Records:
* START *
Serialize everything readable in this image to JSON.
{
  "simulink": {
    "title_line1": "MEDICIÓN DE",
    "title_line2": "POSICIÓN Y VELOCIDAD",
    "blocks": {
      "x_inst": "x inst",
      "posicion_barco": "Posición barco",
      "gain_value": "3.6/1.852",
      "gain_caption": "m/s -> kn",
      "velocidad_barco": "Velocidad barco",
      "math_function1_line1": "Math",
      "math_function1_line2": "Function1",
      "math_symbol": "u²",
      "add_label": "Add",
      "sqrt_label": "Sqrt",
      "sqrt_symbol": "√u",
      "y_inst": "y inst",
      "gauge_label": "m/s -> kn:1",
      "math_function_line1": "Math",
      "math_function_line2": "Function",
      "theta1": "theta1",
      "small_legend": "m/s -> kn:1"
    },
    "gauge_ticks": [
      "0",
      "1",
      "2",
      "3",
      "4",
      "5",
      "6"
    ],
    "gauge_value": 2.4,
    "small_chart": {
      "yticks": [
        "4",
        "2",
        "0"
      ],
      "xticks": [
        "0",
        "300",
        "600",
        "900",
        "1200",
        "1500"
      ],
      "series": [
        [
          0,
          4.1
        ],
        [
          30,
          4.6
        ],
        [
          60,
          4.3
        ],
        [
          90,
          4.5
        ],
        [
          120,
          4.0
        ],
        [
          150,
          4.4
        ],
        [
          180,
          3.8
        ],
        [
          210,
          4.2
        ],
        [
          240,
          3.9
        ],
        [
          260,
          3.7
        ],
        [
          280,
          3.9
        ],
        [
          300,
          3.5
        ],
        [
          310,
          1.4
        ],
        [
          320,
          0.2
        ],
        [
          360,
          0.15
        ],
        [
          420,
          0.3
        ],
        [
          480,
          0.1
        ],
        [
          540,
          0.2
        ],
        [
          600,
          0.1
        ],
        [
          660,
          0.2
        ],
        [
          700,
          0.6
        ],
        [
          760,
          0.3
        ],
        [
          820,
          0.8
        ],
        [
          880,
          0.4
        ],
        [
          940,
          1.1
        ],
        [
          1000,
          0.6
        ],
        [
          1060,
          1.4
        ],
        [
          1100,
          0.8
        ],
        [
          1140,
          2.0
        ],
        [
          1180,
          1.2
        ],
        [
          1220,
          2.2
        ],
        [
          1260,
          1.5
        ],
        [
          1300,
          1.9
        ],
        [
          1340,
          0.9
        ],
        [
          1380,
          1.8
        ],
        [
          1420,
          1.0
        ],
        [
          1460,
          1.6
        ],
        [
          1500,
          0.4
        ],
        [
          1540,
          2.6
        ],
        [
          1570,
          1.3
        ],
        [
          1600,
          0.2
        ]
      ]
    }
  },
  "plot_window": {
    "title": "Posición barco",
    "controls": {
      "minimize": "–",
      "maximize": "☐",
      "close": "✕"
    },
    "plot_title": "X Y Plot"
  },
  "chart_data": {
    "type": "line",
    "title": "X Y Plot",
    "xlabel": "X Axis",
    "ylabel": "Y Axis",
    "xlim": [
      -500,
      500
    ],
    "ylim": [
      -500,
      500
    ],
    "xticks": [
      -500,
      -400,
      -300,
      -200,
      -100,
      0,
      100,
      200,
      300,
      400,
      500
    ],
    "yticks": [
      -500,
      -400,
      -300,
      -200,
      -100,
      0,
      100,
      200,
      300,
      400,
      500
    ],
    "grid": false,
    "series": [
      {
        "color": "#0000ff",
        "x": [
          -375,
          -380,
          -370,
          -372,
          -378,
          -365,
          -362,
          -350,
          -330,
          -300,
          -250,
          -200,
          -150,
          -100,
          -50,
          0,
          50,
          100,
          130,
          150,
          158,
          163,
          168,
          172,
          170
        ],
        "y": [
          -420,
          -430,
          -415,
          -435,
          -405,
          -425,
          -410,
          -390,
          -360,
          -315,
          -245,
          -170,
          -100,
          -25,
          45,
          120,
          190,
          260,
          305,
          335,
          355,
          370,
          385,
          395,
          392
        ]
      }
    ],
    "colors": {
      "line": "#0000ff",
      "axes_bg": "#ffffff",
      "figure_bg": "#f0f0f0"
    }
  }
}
* END *
## YOUR GOAL
Your task is to return the full listing exactly as it was given.

## FINAL RESULT
Serialize everything readable in this image to JSON.
{
  "simulink": {
    "title_line1": "MEDICIÓN DE",
    "title_line2": "POSICIÓN Y VELOCIDAD",
    "blocks": {
      "x_inst": "x inst",
      "posicion_barco": "Posición barco",
      "gain_value": "3.6/1.852",
      "gain_caption": "m/s -> kn",
      "velocidad_barco": "Velocidad barco",
      "math_function1_line1": "Math",
      "math_function1_line2": "Function1",
      "math_symbol": "u²",
      "add_label": "Add",
      "sqrt_label": "Sqrt",
      "sqrt_symbol": "√u",
      "y_inst": "y inst",
      "gauge_label": "m/s -> kn:1",
      "math_function_line1": "Math",
      "math_function_line2": "Function",
      "theta1": "theta1",
      "small_legend": "m/s -> kn:1"
    },
    "gauge_ticks": [
      "0",
      "1",
      "2",
      "3",
      "4",
      "5",
      "6"
    ],
    "gauge_value": 2.4,
    "small_chart": {
      "yticks": [
        "4",
        "2",
        "0"
      ],
      "xticks": [
        "0",
        "300",
        "600",
        "900",
        "1200",
        "1500"
      ],
      "series": [
        [
          0,
          4.1
        ],
        [
          30,
          4.6
        ],
        [
          60,
          4.3
        ],
        [
          90,
          4.5
        ],
        [
          120,
          4.0
        ],
        [
          150,
          4.4
        ],
        [
          180,
          3.8
        ],
        [
          210,
          4.2
        ],
        [
          240,
          3.9
        ],
        [
          260,
          3.7
        ],
        [
          280,
          3.9
        ],
        [
          300,
          3.5
        ],
        [
          310,
          1.4
        ],
        [
          320,
          0.2
        ],
        [
          360,
          0.15
        ],
        [
          420,
          0.3
        ],
        [
          480,
          0.1
        ],
        [
          540,
          0.2
        ],
        [
          600,
          0.1
        ],
        [
          660,
          0.2
        ],
        [
          700,
          0.6
        ],
        [
          760,
          0.3
        ],
        [
          820,
          0.8
        ],
        [
          880,
          0.4
        ],
        [
          940,
          1.1
        ],
        [
          1000,
          0.6
        ],
        [
          1060,
          1.4
        ],
        [
          1100,
          0.8
        ],
        [
          1140,
          2.0
        ],
        [
          1180,
          1.2
        ],
        [
          1220,
          2.2
        ],
        [
          1260,
          1.5
        ],
        [
          1300,
          1.9
        ],
        [
          1340,
          0.9
        ],
        [
          1380,
          1.8
        ],
        [
          1420,
          1.0
        ],
        [
          1460,
          1.6
        ],
        [
          1500,
          0.4
        ],
        [
          1540,
          2.6
        ],
        [
          1570,
          1.3
        ],
        [
          1600,
          0.2
        ]
      ]
    }
  },
  "plot_window": {
    "title": "Posición barco",
    "controls": {
      "minimize": "–",
      "maximize": "☐",
      "close": "✕"
    },
    "plot_title": "X Y Plot"
  },
  "chart_data": {
    "type": "line",
    "title": "X Y Plot",
    "xlabel": "X Axis",
    "ylabel": "Y Axis",
    "xlim": [
      -500,
      500
    ],
    "ylim": [
      -500,
      500
    ],
    "xticks": [
      -500,
      -400,
      -300,
      -200,
      -100,
      0,
      100,
      200,
      300,
      400,
      500
    ],
    "yticks": [
      -500,
      -400,
      -300,
      -200,
      -100,
      0,
      100,
      200,
      300,
      400,
      500
    ],
    "grid": false,
    "series": [
      {
        "color": "#0000ff",
        "x": [
          -375,
          -380,
          -370,
          -372,
          -378,
          -365,
          -362,
          -350,
          -330,
          -300,
          -250,
          -200,
          -150,
          -100,
          -50,
          0,
          50,
          100,
          130,
          150,
          158,
          163,
          168,
          172,
          170
        ],
        "y": [
          -420,
          -430,
          -415,
          -435,
          -405,
          -425,
          -410,
          -390,
          -360,
          -315,
          -245,
          -170,
          -100,
          -25,
          45,
          120,
          190,
          260,
          305,
          335,
          355,
          370,
          385,
          395,
          392
        ]
      }
    ],
    "colors": {
      "line": "#0000ff",
      "axes_bg": "#ffffff",
      "figure_bg": "#f0f0f0"
    }
  }
}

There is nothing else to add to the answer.